◆ Exercise
Report all lines of the data below that hold the word "Anichstr".

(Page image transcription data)
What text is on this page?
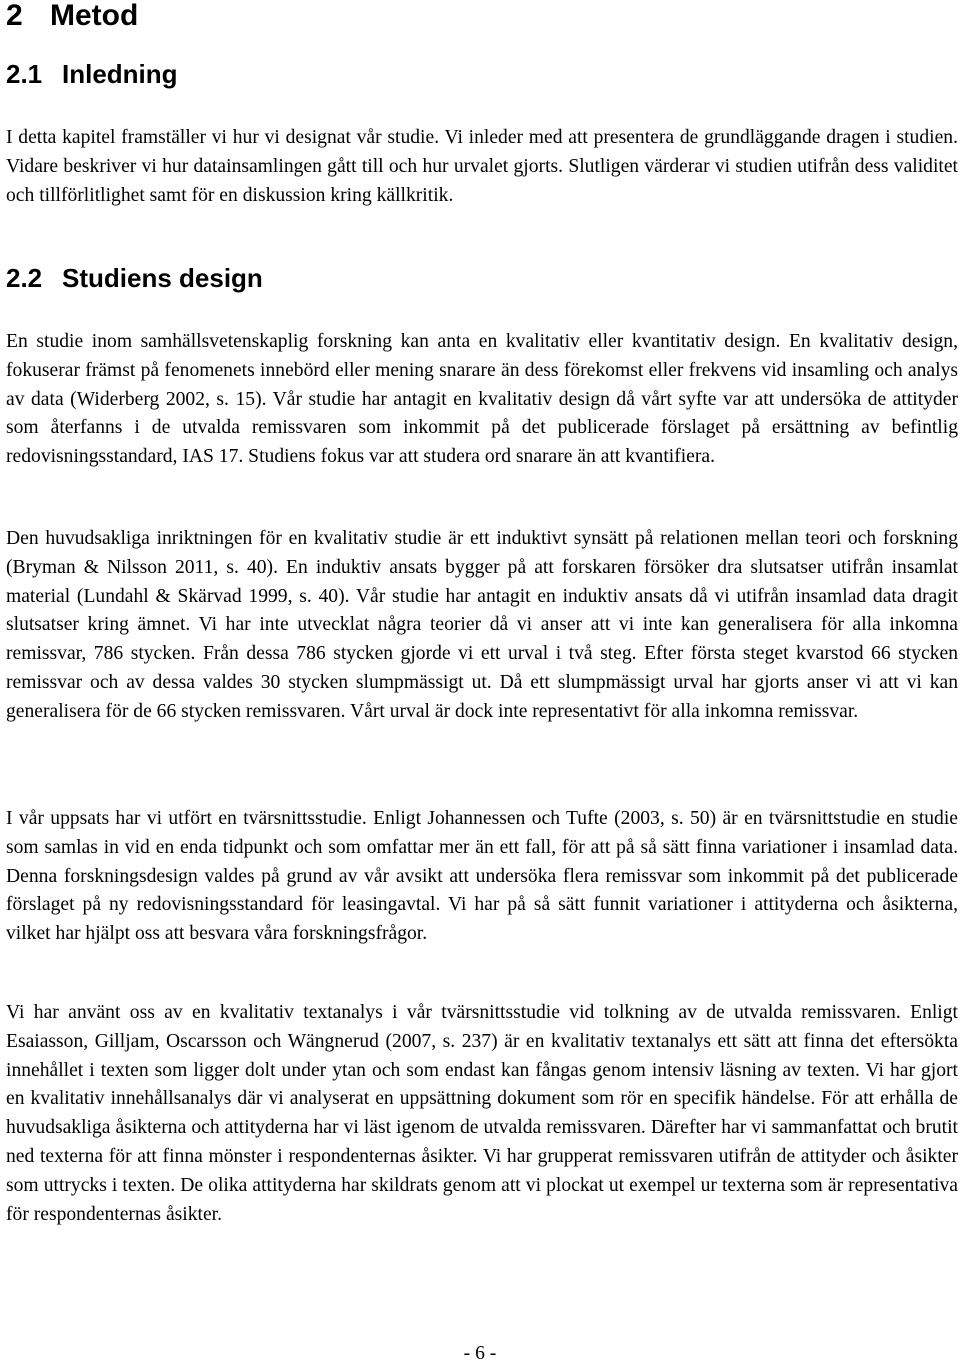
2 Metod
2.1 Inledning

I detta kapitel framställer vi hur vi designat vår studie. Vi inleder med att presentera de grundläggande dragen i studien. Vidare beskriver vi hur datainsamlingen gått till och hur urvalet gjorts. Slutligen värderar vi studien utifrån dess validitet och tillförlitlighet samt för en diskussion kring källkritik.

2.2 Studiens design

En studie inom samhällsvetenskaplig forskning kan anta en kvalitativ eller kvantitativ design. En kvalitativ design, fokuserar främst på fenomenets innebörd eller mening snarare än dess förekomst eller frekvens vid insamling och analys av data (Widerberg 2002, s. 15). Vår studie har antagit en kvalitativ design då vårt syfte var att undersöka de attityder som återfanns i de utvalda remissvaren som inkommit på det publicerade förslaget på ersättning av befintlig redovisningsstandard, IAS 17. Studiens fokus var att studera ord snarare än att kvantifiera.

Den huvudsakliga inriktningen för en kvalitativ studie är ett induktivt synsätt på relationen mellan teori och forskning (Bryman & Nilsson 2011, s. 40). En induktiv ansats bygger på att forskaren försöker dra slutsatser utifrån insamlat material (Lundahl & Skärvad 1999, s. 40). Vår studie har antagit en induktiv ansats då vi utifrån insamlad data dragit slutsatser kring ämnet. Vi har inte utvecklat några teorier då vi anser att vi inte kan generalisera för alla inkomna remissvar, 786 stycken. Från dessa 786 stycken gjorde vi ett urval i två steg. Efter första steget kvarstod 66 stycken remissvar och av dessa valdes 30 stycken slumpmässigt ut. Då ett slumpmässigt urval har gjorts anser vi att vi kan generalisera för de 66 stycken remissvaren. Vårt urval är dock inte representativt för alla inkomna remissvar.

I vår uppsats har vi utfört en tvärsnittsstudie. Enligt Johannessen och Tufte (2003, s. 50) är en tvärsnittstudie en studie som samlas in vid en enda tidpunkt och som omfattar mer än ett fall, för att på så sätt finna variationer i insamlad data. Denna forskningsdesign valdes på grund av vår avsikt att undersöka flera remissvar som inkommit på det publicerade förslaget på ny redovisningsstandard för leasingavtal. Vi har på så sätt funnit variationer i attityderna och åsikterna, vilket har hjälpt oss att besvara våra forskningsfrågor.

Vi har använt oss av en kvalitativ textanalys i vår tvärsnittsstudie vid tolkning av de utvalda remissvaren. Enligt Esaiasson, Gilljam, Oscarsson och Wängnerud (2007, s. 237) är en kvalitativ textanalys ett sätt att finna det eftersökta innehållet i texten som ligger dolt under ytan och som endast kan fångas genom intensiv läsning av texten. Vi har gjort en kvalitativ innehållsanalys där vi analyserat en uppsättning dokument som rör en specifik händelse. För att erhålla de huvudsakliga åsikterna och attityderna har vi läst igenom de utvalda remissvaren. Därefter har vi sammanfattat och brutit ned texterna för att finna mönster i respondenternas åsikter. Vi har grupperat remissvaren utifrån de attityder och åsikter som uttrycks i texten. De olika attityderna har skildrats genom att vi plockat ut exempel ur texterna som är representativa för respondenternas åsikter.

- 6 -
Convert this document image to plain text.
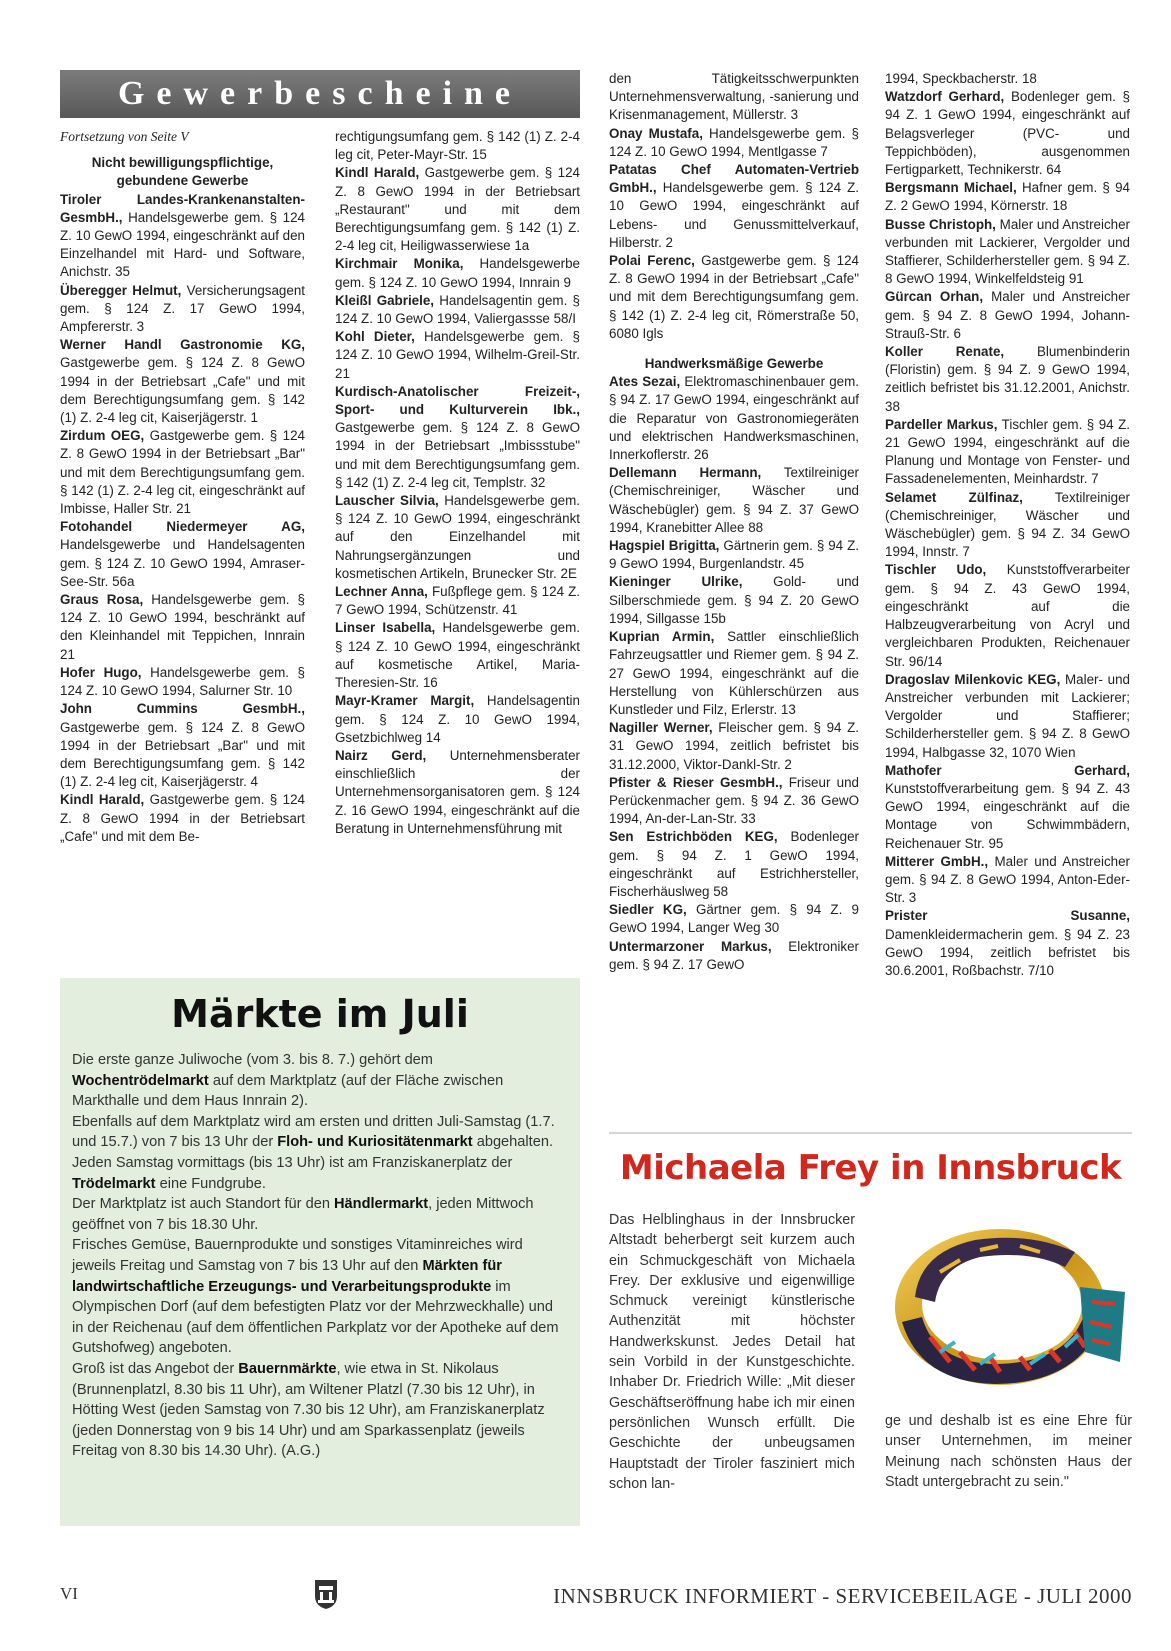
Gewerbescheine

Fortsetzung von Seite V

Nicht bewilligungspflichtige, gebundene Gewerbe

Tiroler Landes-Krankenanstalten-GesmbH., Handelsgewerbe gem. § 124 Z. 10 GewO 1994, eingeschränkt auf den Einzelhandel mit Hard- und Software, Anichstr. 35

Überegger Helmut, Versicherungsagent gem. § 124 Z. 17 GewO 1994, Ampfererstr. 3

Werner Handl Gastronomie KG, Gastgewerbe gem. § 124 Z. 8 GewO 1994 in der Betriebsart „Cafe" und mit dem Berechtigungsumfang gem. § 142 (1) Z. 2-4 leg cit, Kaiserjägerstr. 1

Zirdum OEG, Gastgewerbe gem. § 124 Z. 8 GewO 1994 in der Betriebsart „Bar" und mit dem Berechtigungsumfang gem. § 142 (1) Z. 2-4 leg cit, eingeschränkt auf Imbisse, Haller Str. 21

Fotohandel Niedermeyer AG, Handelsgewerbe und Handelsagenten gem. § 124 Z. 10 GewO 1994, Amraser-See-Str. 56a

Graus Rosa, Handelsgewerbe gem. § 124 Z. 10 GewO 1994, beschränkt auf den Kleinhandel mit Teppichen, Innrain 21

Hofer Hugo, Handelsgewerbe gem. § 124 Z. 10 GewO 1994, Salurner Str. 10

John Cummins GesmbH., Gastgewerbe gem. § 124 Z. 8 GewO 1994 in der Betriebsart „Bar" und mit dem Berechtigungsumfang gem. § 142 (1) Z. 2-4 leg cit, Kaiserjägerstr. 4

Kindl Harald, Gastgewerbe gem. § 124 Z. 8 GewO 1994 in der Betriebsart „Cafe" und mit dem Be-

rechtigungsumfang gem. § 142 (1) Z. 2-4 leg cit, Peter-Mayr-Str. 15

Kindl Harald, Gastgewerbe gem. § 124 Z. 8 GewO 1994 in der Betriebsart „Restaurant" und mit dem Berechtigungsumfang gem. § 142 (1) Z. 2-4 leg cit, Heiligwasserwiese 1a

Kirchmair Monika, Handelsgewerbe gem. § 124 Z. 10 GewO 1994, Innrain 9

Kleißl Gabriele, Handelsagentin gem. § 124 Z. 10 GewO 1994, Valiergassse 58/I

Kohl Dieter, Handelsgewerbe gem. § 124 Z. 10 GewO 1994, Wilhelm-Greil-Str. 21

Kurdisch-Anatolischer Freizeit-, Sport- und Kulturverein Ibk., Gastgewerbe gem. § 124 Z. 8 GewO 1994 in der Betriebsart „Imbissstube" und mit dem Berechtigungsumfang gem. § 142 (1) Z. 2-4 leg cit, Templstr. 32

Lauscher Silvia, Handelsgewerbe gem. § 124 Z. 10 GewO 1994, eingeschränkt auf den Einzelhandel mit Nahrungsergänzungen und kosmetischen Artikeln, Brunecker Str. 2E

Lechner Anna, Fußpflege gem. § 124 Z. 7 GewO 1994, Schützenstr. 41

Linser Isabella, Handelsgewerbe gem. § 124 Z. 10 GewO 1994, eingeschränkt auf kosmetische Artikel, Maria-Theresien-Str. 16

Mayr-Kramer Margit, Handelsagentin gem. § 124 Z. 10 GewO 1994, Gsetzbichlweg 14

Nairz Gerd, Unternehmensberater einschließlich der Unternehmensorganisatoren gem. § 124 Z. 16 GewO 1994, eingeschränkt auf die Beratung in Unternehmensführung mit

den Tätigkeitsschwerpunkten Unternehmensverwaltung, -sanierung und Krisenmanagement, Müllerstr. 3

Onay Mustafa, Handelsgewerbe gem. § 124 Z. 10 GewO 1994, Mentlgasse 7

Patatas Chef Automaten-Vertrieb GmbH., Handelsgewerbe gem. § 124 Z. 10 GewO 1994, eingeschränkt auf Lebens- und Genussmittelverkauf, Hilberstr. 2

Polai Ferenc, Gastgewerbe gem. § 124 Z. 8 GewO 1994 in der Betriebsart „Cafe" und mit dem Berechtigungsumfang gem. § 142 (1) Z. 2-4 leg cit, Römerstraße 50, 6080 Igls

Handwerksmäßige Gewerbe

Ates Sezai, Elektromaschinenbauer gem. § 94 Z. 17 GewO 1994, eingeschränkt auf die Reparatur von Gastronomiegeräten und elektrischen Handwerksmaschinen, Innerkoflerstr. 26

Dellemann Hermann, Textilreiniger (Chemischreiniger, Wäscher und Wäschebügler) gem. § 94 Z. 37 GewO 1994, Kranebitter Allee 88

Hagspiel Brigitta, Gärtnerin gem. § 94 Z. 9 GewO 1994, Burgenlandstr. 45

Kieninger Ulrike, Gold- und Silberschmiede gem. § 94 Z. 20 GewO 1994, Sillgasse 15b

Kuprian Armin, Sattler einschließlich Fahrzeugsattler und Riemer gem. § 94 Z. 27 GewO 1994, eingeschränkt auf die Herstellung von Kühlerschürzen aus Kunstleder und Filz, Erlerstr. 13

Nagiller Werner, Fleischer gem. § 94 Z. 31 GewO 1994, zeitlich befristet bis 31.12.2000, Viktor-Dankl-Str. 2

Pfister & Rieser GesmbH., Friseur und Perückenmacher gem. § 94 Z. 36 GewO 1994, An-der-Lan-Str. 33

Sen Estrichböden KEG, Bodenleger gem. § 94 Z. 1 GewO 1994, eingeschränkt auf Estrichhersteller, Fischerhäuslweg 58

Siedler KG, Gärtner gem. § 94 Z. 9 GewO 1994, Langer Weg 30

Untermarzoner Markus, Elektroniker gem. § 94 Z. 17 GewO

1994, Speckbacherstr. 18

Watzdorf Gerhard, Bodenleger gem. § 94 Z. 1 GewO 1994, eingeschränkt auf Belagsverleger (PVC- und Teppichböden), ausgenommen Fertigparkett, Technikerstr. 64

Bergsmann Michael, Hafner gem. § 94 Z. 2 GewO 1994, Körnerstr. 18

Busse Christoph, Maler und Anstreicher verbunden mit Lackierer, Vergolder und Staffierer, Schilderhersteller gem. § 94 Z. 8 GewO 1994, Winkelfeldsteig 91

Gürcan Orhan, Maler und Anstreicher gem. § 94 Z. 8 GewO 1994, Johann-Strauß-Str. 6

Koller Renate, Blumenbinderin (Floristin) gem. § 94 Z. 9 GewO 1994, zeitlich befristet bis 31.12.2001, Anichstr. 38

Pardeller Markus, Tischler gem. § 94 Z. 21 GewO 1994, eingeschränkt auf die Planung und Montage von Fenster- und Fassadenelementen, Meinhardstr. 7

Selamet Zülfinaz, Textilreiniger (Chemischreiniger, Wäscher und Wäschebügler) gem. § 94 Z. 34 GewO 1994, Innstr. 7

Tischler Udo, Kunststoffverarbeiter gem. § 94 Z. 43 GewO 1994, eingeschränkt auf die Halbzeugverarbeitung von Acryl und vergleichbaren Produkten, Reichenauer Str. 96/14

Dragoslav Milenkovic KEG, Maler- und Anstreicher verbunden mit Lackierer; Vergolder und Staffierer; Schilderhersteller gem. § 94 Z. 8 GewO 1994, Halbgasse 32, 1070 Wien

Mathofer Gerhard, Kunststoffverarbeitung gem. § 94 Z. 43 GewO 1994, eingeschränkt auf die Montage von Schwimmbädern, Reichenauer Str. 95

Mitterer GmbH., Maler und Anstreicher gem. § 94 Z. 8 GewO 1994, Anton-Eder-Str. 3

Prister Susanne, Damenkleidermacherin gem. § 94 Z. 23 GewO 1994, zeitlich befristet bis 30.6.2001, Roßbachstr. 7/10

Märkte im Juli

Die erste ganze Juliwoche (vom 3. bis 8. 7.) gehört dem Wochentrödelmarkt auf dem Marktplatz (auf der Fläche zwischen Markthalle und dem Haus Innrain 2).

Ebenfalls auf dem Marktplatz wird am ersten und dritten Juli-Samstag (1.7. und 15.7.) von 7 bis 13 Uhr der Floh- und Kuriositätenmarkt abgehalten.

Jeden Samstag vormittags (bis 13 Uhr) ist am Franziskanerplatz der Trödelmarkt eine Fundgrube.

Der Marktplatz ist auch Standort für den Händlermarkt, jeden Mittwoch geöffnet von 7 bis 18.30 Uhr.

Frisches Gemüse, Bauernprodukte und sonstiges Vitaminreiches wird jeweils Freitag und Samstag von 7 bis 13 Uhr auf den Märkten für landwirtschaftliche Erzeugungs- und Verarbeitungsprodukte im Olympischen Dorf (auf dem befestigten Platz vor der Mehrzweckhalle) und in der Reichenau (auf dem öffentlichen Parkplatz vor der Apotheke auf dem Gutshofweg) angeboten.

Groß ist das Angebot der Bauernmärkte, wie etwa in St. Nikolaus (Brunnenplatzl, 8.30 bis 11 Uhr), am Wiltener Platzl (7.30 bis 12 Uhr), in Hötting West (jeden Samstag von 7.30 bis 12 Uhr), am Franziskanerplatz (jeden Donnerstag von 9 bis 14 Uhr) und am Sparkassenplatz (jeweils Freitag von 8.30 bis 14.30 Uhr). (A.G.)

Michaela Frey in Innsbruck
Das Helblinghaus in der Innsbrucker Altstadt beherbergt seit kurzem auch ein Schmuckgeschäft von Michaela Frey. Der exklusive und eigenwillige Schmuck vereinigt künstlerische Authenzität mit höchster Handwerkskunst. Jedes Detail hat sein Vorbild in der Kunstgeschichte. Inhaber Dr. Friedrich Wille: „Mit dieser Geschäftseröffnung habe ich mir einen persönlichen Wunsch erfüllt. Die Geschichte der unbeugsamen Hauptstadt der Tiroler fasziniert mich schon lan-
ge und deshalb ist es eine Ehre für unser Unternehmen, im meiner Meinung nach schönsten Haus der Stadt untergebracht zu sein."
VI	INNSBRUCK INFORMIERT - SERVICEBEILAGE - JULI 2000
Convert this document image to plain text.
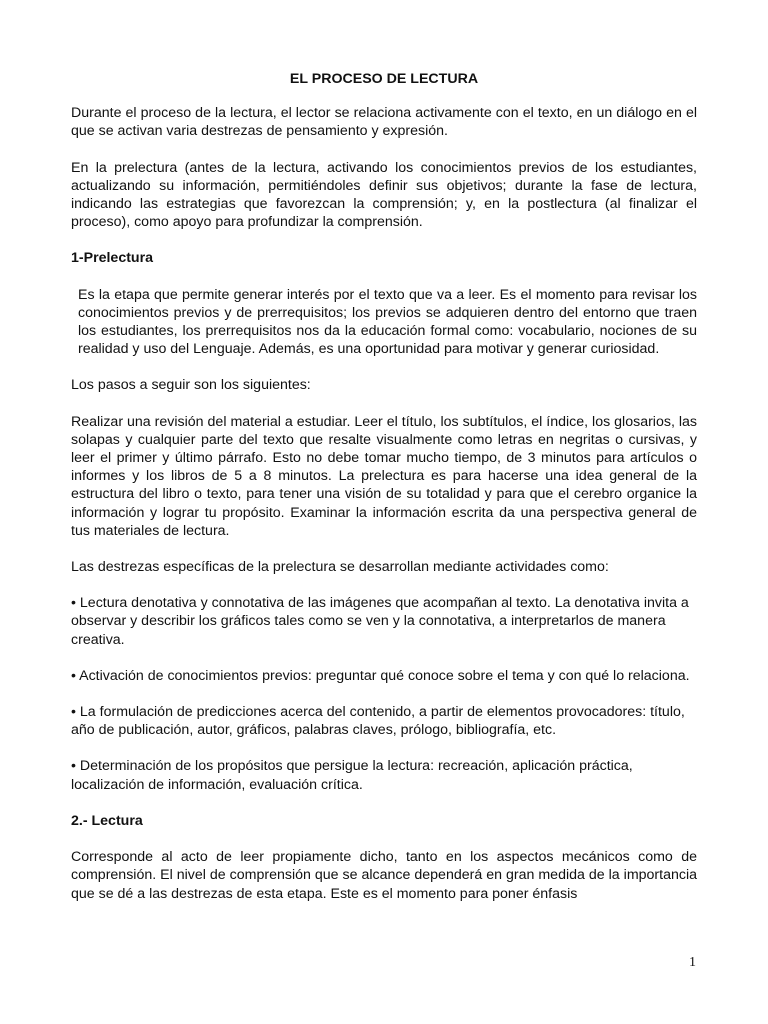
EL PROCESO DE LECTURA

Durante el proceso de la lectura, el lector se relaciona activamente con el texto, en un diálogo en el que se activan varia destrezas de pensamiento y expresión.

En la prelectura (antes de la lectura, activando los conocimientos previos de los estudiantes, actualizando su información, permitiéndoles definir sus objetivos; durante la fase de lectura, indicando las estrategias que favorezcan la comprensión; y, en la postlectura (al finalizar el proceso), como apoyo para profundizar la comprensión.

1-Prelectura

Es la etapa que permite generar interés por el texto que va a leer. Es el momento para revisar los conocimientos previos y de prerrequisitos; los previos se adquieren dentro del entorno que traen los estudiantes, los prerrequisitos nos da la educación formal como: vocabulario, nociones de su realidad y uso del Lenguaje. Además, es una oportunidad para motivar y generar curiosidad.

Los pasos a seguir son los siguientes:

Realizar una revisión del material a estudiar. Leer el título, los subtítulos, el índice, los glosarios, las solapas y cualquier parte del texto que resalte visualmente como letras en negritas o cursivas, y leer el primer y último párrafo. Esto no debe tomar mucho tiempo, de 3 minutos para artículos o informes y los libros de 5 a 8 minutos. La prelectura es para hacerse una idea general de la estructura del libro o texto, para tener una visión de su totalidad y para que el cerebro organice la información y lograr tu propósito. Examinar la información escrita da una perspectiva general de tus materiales de lectura.

Las destrezas específicas de la prelectura se desarrollan mediante actividades como:

• Lectura denotativa y connotativa de las imágenes que acompañan al texto. La denotativa invita a observar y describir los gráficos tales como se ven y la connotativa, a interpretarlos de manera creativa.

• Activación de conocimientos previos: preguntar qué conoce sobre el tema y con qué lo relaciona.

• La formulación de predicciones acerca del contenido, a partir de elementos provocadores: título, año de publicación, autor, gráficos, palabras claves, prólogo, bibliografía, etc.

• Determinación de los propósitos que persigue la lectura: recreación, aplicación práctica, localización de información, evaluación crítica.

2.- Lectura

Corresponde al acto de leer propiamente dicho, tanto en los aspectos mecánicos como de comprensión. El nivel de comprensión que se alcance dependerá en gran medida de la importancia que se dé a las destrezas de esta etapa. Este es el momento para poner énfasis

1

◆ Worked solution
Tiroler Landes-Krankenanstalten-GesmbH., Handelsgewerbe gem. § 124 Z. 10 GewO 1994, eingeschränkt auf den Einzelhandel mit Hard- und Software, Anichstr. 35
Koller Renate, Blumenbinderin (Floristin) gem. § 94 Z. 9 GewO 1994, zeitlich befristet bis 31.12.2001, Anichstr. 38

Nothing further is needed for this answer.